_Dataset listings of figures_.
######
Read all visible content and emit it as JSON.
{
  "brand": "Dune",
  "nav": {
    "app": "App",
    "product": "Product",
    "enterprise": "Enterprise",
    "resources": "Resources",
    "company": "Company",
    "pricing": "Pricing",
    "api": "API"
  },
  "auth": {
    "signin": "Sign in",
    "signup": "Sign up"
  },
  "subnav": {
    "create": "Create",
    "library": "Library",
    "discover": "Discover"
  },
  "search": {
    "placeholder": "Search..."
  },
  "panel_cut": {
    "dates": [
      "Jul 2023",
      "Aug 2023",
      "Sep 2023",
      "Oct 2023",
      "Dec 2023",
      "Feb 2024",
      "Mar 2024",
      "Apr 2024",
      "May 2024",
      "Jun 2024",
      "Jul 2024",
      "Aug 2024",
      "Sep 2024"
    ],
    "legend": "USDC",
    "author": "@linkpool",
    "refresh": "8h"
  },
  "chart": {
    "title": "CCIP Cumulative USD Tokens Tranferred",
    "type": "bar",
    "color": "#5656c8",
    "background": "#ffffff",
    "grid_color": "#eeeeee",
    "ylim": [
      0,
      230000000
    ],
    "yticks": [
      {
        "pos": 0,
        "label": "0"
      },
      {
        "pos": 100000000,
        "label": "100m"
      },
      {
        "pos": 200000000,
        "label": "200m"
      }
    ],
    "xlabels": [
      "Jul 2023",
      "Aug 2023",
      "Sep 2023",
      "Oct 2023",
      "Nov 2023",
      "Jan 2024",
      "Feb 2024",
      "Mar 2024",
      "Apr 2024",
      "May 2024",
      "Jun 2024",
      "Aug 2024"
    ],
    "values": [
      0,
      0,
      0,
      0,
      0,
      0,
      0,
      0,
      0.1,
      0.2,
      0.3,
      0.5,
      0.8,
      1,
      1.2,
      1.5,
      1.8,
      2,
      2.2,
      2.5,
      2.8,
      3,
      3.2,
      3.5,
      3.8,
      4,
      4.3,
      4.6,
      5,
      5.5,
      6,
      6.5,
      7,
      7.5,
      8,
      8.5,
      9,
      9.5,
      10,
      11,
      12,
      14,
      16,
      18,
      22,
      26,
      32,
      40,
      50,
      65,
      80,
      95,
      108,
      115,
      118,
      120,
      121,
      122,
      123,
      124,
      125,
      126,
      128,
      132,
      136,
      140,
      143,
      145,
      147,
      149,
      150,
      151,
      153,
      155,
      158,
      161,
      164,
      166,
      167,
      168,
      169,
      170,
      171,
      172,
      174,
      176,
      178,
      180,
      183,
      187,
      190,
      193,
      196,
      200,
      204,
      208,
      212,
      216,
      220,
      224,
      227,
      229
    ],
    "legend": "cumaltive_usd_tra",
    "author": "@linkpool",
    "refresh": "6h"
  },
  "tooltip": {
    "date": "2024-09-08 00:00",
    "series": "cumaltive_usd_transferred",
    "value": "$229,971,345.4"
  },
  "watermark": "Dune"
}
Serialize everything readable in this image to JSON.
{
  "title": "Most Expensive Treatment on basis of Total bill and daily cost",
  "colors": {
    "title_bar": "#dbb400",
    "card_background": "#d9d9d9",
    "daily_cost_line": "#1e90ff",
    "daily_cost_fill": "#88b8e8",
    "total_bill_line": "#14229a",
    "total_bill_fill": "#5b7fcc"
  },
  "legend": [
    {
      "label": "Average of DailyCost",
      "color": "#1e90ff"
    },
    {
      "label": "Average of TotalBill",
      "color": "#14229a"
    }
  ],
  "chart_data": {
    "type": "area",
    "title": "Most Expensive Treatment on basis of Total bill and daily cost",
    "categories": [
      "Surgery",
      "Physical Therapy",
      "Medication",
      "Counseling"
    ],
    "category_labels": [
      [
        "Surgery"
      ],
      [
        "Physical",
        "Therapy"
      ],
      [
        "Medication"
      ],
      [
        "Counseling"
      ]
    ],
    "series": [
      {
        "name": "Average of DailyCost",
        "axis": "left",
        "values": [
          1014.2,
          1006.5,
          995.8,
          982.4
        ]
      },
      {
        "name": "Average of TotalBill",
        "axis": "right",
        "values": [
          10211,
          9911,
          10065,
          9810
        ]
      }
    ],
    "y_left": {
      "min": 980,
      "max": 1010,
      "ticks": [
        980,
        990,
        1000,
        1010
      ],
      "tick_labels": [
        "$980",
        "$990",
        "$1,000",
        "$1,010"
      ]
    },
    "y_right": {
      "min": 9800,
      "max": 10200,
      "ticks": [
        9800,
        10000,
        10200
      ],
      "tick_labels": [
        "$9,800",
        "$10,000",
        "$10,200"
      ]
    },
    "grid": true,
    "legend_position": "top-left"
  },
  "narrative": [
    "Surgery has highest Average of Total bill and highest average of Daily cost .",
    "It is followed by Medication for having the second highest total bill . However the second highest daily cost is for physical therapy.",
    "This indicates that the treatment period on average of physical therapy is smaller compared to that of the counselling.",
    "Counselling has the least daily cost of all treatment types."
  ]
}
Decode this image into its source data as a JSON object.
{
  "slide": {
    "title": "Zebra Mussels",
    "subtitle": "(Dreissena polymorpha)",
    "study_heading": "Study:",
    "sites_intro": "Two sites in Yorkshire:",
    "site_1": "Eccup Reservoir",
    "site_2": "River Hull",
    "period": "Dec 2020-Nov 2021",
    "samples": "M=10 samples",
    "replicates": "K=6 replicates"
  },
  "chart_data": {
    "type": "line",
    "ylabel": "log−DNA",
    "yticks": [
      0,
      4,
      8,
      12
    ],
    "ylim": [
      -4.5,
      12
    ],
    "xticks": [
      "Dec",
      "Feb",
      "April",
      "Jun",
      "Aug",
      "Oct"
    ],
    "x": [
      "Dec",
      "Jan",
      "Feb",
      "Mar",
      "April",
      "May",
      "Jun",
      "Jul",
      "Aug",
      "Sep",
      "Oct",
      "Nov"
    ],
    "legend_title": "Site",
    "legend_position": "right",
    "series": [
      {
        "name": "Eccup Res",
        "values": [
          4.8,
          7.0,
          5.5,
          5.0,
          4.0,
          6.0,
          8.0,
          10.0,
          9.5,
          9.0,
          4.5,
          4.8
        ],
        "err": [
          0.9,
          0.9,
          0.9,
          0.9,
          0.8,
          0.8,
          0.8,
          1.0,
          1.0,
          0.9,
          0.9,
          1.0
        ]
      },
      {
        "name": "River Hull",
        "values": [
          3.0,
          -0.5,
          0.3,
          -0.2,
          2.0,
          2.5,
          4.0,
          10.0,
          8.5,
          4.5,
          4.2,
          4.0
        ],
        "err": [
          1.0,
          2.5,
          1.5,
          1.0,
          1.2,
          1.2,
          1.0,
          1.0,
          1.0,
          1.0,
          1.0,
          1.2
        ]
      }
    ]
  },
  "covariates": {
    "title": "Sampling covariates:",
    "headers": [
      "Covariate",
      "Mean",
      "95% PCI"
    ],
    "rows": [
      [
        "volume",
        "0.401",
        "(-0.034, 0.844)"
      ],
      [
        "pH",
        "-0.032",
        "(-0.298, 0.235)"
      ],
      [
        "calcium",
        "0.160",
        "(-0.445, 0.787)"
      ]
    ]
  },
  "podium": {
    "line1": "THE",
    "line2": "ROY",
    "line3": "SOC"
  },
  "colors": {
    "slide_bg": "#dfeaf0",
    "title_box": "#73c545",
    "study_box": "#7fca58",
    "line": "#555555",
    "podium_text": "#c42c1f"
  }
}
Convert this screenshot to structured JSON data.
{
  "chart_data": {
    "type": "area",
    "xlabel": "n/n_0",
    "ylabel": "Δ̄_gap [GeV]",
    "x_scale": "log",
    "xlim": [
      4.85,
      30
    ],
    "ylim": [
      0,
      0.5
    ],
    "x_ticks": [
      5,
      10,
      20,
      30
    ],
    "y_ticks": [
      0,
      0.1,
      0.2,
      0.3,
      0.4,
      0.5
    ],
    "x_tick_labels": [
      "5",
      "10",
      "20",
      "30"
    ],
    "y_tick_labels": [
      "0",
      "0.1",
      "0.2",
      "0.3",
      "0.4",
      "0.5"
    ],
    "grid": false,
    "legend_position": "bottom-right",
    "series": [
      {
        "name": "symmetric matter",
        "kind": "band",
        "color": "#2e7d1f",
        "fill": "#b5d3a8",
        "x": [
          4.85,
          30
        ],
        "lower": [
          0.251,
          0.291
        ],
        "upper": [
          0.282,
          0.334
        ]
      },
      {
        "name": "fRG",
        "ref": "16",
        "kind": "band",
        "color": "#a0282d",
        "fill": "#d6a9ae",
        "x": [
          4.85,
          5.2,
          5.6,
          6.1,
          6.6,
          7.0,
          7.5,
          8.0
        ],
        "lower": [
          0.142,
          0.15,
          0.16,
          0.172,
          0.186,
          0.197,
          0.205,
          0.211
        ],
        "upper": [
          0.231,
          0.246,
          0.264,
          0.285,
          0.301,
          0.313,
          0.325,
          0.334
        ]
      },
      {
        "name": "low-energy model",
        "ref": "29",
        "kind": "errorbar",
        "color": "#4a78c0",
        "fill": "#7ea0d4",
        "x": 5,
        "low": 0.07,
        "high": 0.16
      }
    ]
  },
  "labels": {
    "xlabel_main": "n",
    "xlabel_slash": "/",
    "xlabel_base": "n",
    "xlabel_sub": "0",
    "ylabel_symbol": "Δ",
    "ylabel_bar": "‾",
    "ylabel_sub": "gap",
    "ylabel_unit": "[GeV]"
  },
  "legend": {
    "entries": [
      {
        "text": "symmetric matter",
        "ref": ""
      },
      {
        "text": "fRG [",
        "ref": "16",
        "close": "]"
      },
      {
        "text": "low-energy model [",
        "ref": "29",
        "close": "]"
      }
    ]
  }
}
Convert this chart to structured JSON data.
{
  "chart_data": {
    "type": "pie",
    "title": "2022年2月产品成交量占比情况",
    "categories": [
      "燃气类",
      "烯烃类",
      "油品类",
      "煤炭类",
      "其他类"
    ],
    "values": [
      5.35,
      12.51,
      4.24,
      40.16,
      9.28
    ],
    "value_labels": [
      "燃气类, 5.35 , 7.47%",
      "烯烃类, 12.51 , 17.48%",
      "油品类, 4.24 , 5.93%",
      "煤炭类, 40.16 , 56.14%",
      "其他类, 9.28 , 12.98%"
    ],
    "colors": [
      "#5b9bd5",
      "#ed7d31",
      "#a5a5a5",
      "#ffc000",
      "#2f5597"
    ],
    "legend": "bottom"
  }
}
######
_THE EXERCISE_. Output exactly the lines above, from the one holding "Convert this chart to structured JSON data." through the end of the data, including the first and last.

_SOLVED EXERCISE_.
Convert this chart to structured JSON data.
{
  "chart_data": {
    "type": "pie",
    "title": "2022年2月产品成交量占比情况",
    "categories": [
      "燃气类",
      "烯烃类",
      "油品类",
      "煤炭类",
      "其他类"
    ],
    "values": [
      5.35,
      12.51,
      4.24,
      40.16,
      9.28
    ],
    "value_labels": [
      "燃气类, 5.35 , 7.47%",
      "烯烃类, 12.51 , 17.48%",
      "油品类, 4.24 , 5.93%",
      "煤炭类, 40.16 , 56.14%",
      "其他类, 9.28 , 12.98%"
    ],
    "colors": [
      "#5b9bd5",
      "#ed7d31",
      "#a5a5a5",
      "#ffc000",
      "#2f5597"
    ],
    "legend": "bottom"
  }
}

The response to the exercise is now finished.